__Dataset items__.
>> Begin

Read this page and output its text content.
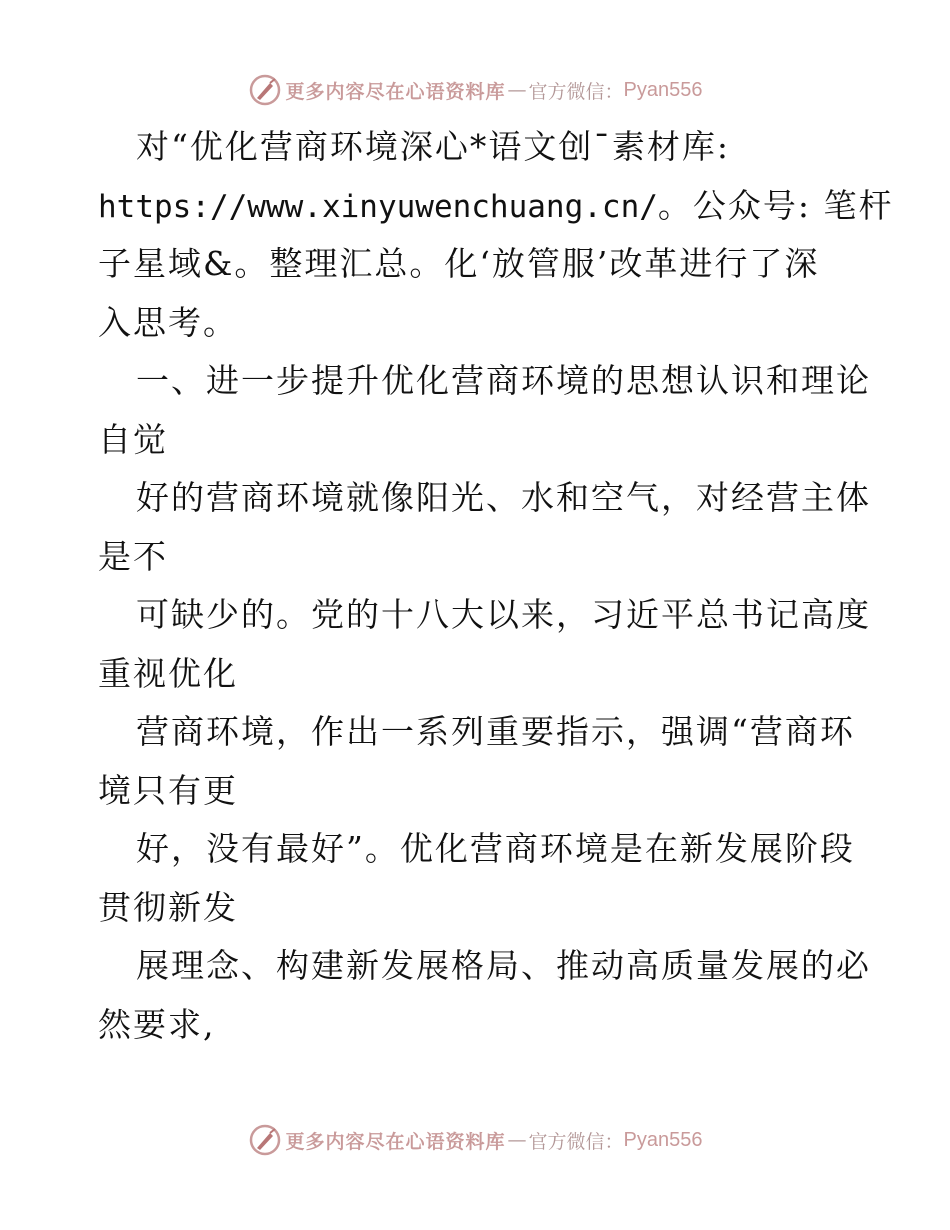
更多内容尽在心语资料库 — 官方微信： Pyan556
对“优化营商环境深心*语文创¯素材库:
https://www.xinyuwenchuang.cn/。公众号: 笔杆
子星域&。整理汇总。化‘放管服’改革进行了深
入思考。
一、进一步提升优化营商环境的思想认识和理论
自觉
好的营商环境就像阳光、水和空气，对经营主体
是不
可缺少的。党的十八大以来，习近平总书记高度
重视优化
营商环境，作出一系列重要指示，强调“营商环
境只有更
好，没有最好”。优化营商环境是在新发展阶段
贯彻新发
展理念、构建新发展格局、推动高质量发展的必
然要求,
更多内容尽在心语资料库 — 官方微信： Pyan556
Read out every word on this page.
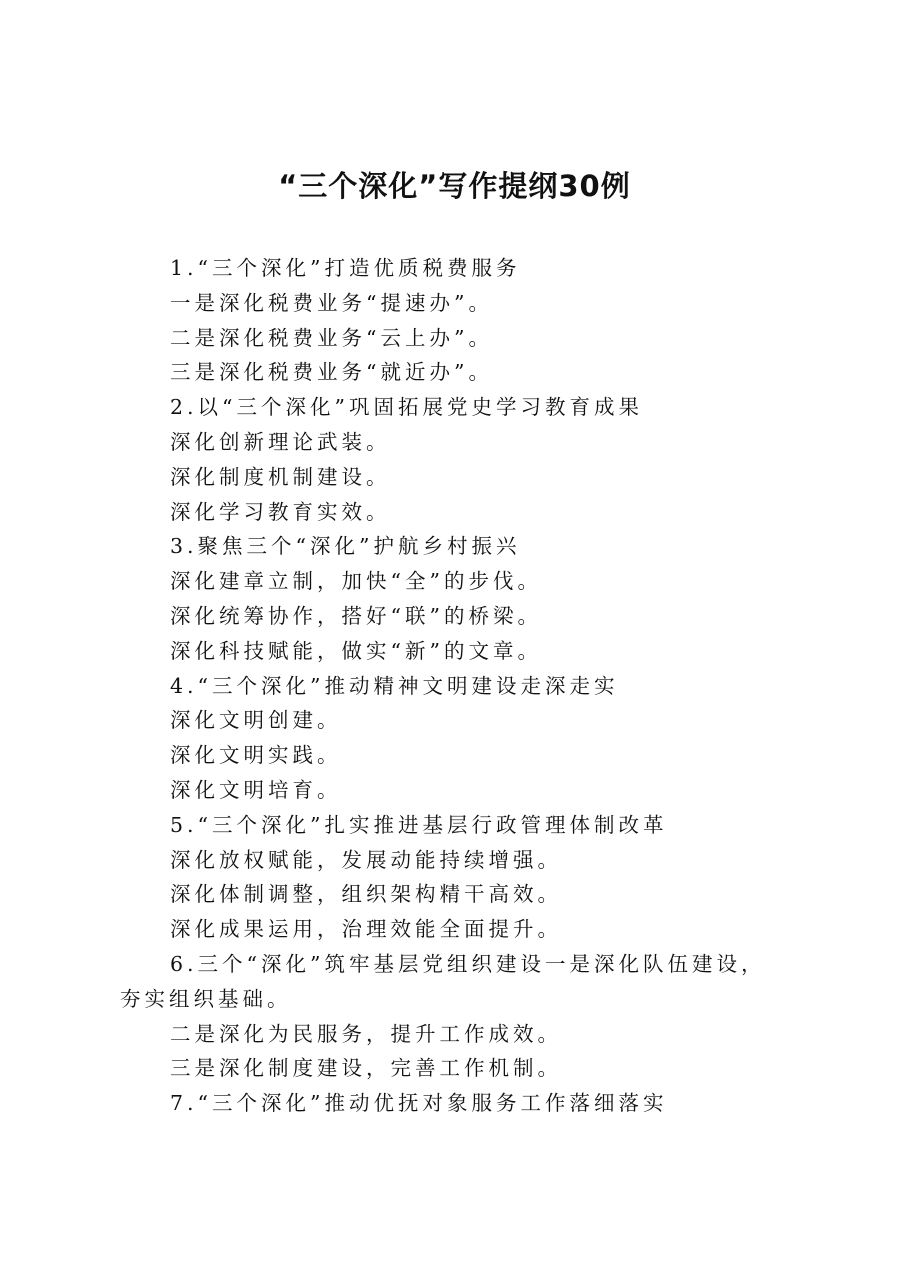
“三个深化”写作提纲30例
1.“三个深化”打造优质税费服务
一是深化税费业务“提速办”。
二是深化税费业务“云上办”。
三是深化税费业务“就近办”。
2.以“三个深化”巩固拓展党史学习教育成果
深化创新理论武装。
深化制度机制建设。
深化学习教育实效。
3.聚焦三个“深化”护航乡村振兴
深化建章立制，加快“全”的步伐。
深化统筹协作，搭好“联”的桥梁。
深化科技赋能，做实“新”的文章。
4.“三个深化”推动精神文明建设走深走实
深化文明创建。
深化文明实践。
深化文明培育。
5.“三个深化”扎实推进基层行政管理体制改革
深化放权赋能，发展动能持续增强。
深化体制调整，组织架构精干高效。
深化成果运用，治理效能全面提升。
6.三个“深化”筑牢基层党组织建设一是深化队伍建设，
夯实组织基础。
二是深化为民服务，提升工作成效。
三是深化制度建设，完善工作机制。
7.“三个深化”推动优抚对象服务工作落细落实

>> End

__What this task involves__.
What is needed is an exact reproduction of the data, pictures excluded.

__Written response__.
Read this page and output its text content.
更多内容尽在心语资料库 — 官方微信： Pyan556
对“优化营商环境深心*语文创¯素材库:
https://www.xinyuwenchuang.cn/。公众号: 笔杆
子星域&。整理汇总。化‘放管服’改革进行了深
入思考。
一、进一步提升优化营商环境的思想认识和理论
自觉
好的营商环境就像阳光、水和空气，对经营主体
是不
可缺少的。党的十八大以来，习近平总书记高度
重视优化
营商环境，作出一系列重要指示，强调“营商环
境只有更
好，没有最好”。优化营商环境是在新发展阶段
贯彻新发
展理念、构建新发展格局、推动高质量发展的必
然要求,
更多内容尽在心语资料库 — 官方微信： Pyan556
Read out every word on this page.
“三个深化”写作提纲30例
1.“三个深化”打造优质税费服务
一是深化税费业务“提速办”。
二是深化税费业务“云上办”。
三是深化税费业务“就近办”。
2.以“三个深化”巩固拓展党史学习教育成果
深化创新理论武装。
深化制度机制建设。
深化学习教育实效。
3.聚焦三个“深化”护航乡村振兴
深化建章立制，加快“全”的步伐。
深化统筹协作，搭好“联”的桥梁。
深化科技赋能，做实“新”的文章。
4.“三个深化”推动精神文明建设走深走实
深化文明创建。
深化文明实践。
深化文明培育。
5.“三个深化”扎实推进基层行政管理体制改革
深化放权赋能，发展动能持续增强。
深化体制调整，组织架构精干高效。
深化成果运用，治理效能全面提升。
6.三个“深化”筑牢基层党组织建设一是深化队伍建设，
夯实组织基础。
二是深化为民服务，提升工作成效。
三是深化制度建设，完善工作机制。
7.“三个深化”推动优抚对象服务工作落细落实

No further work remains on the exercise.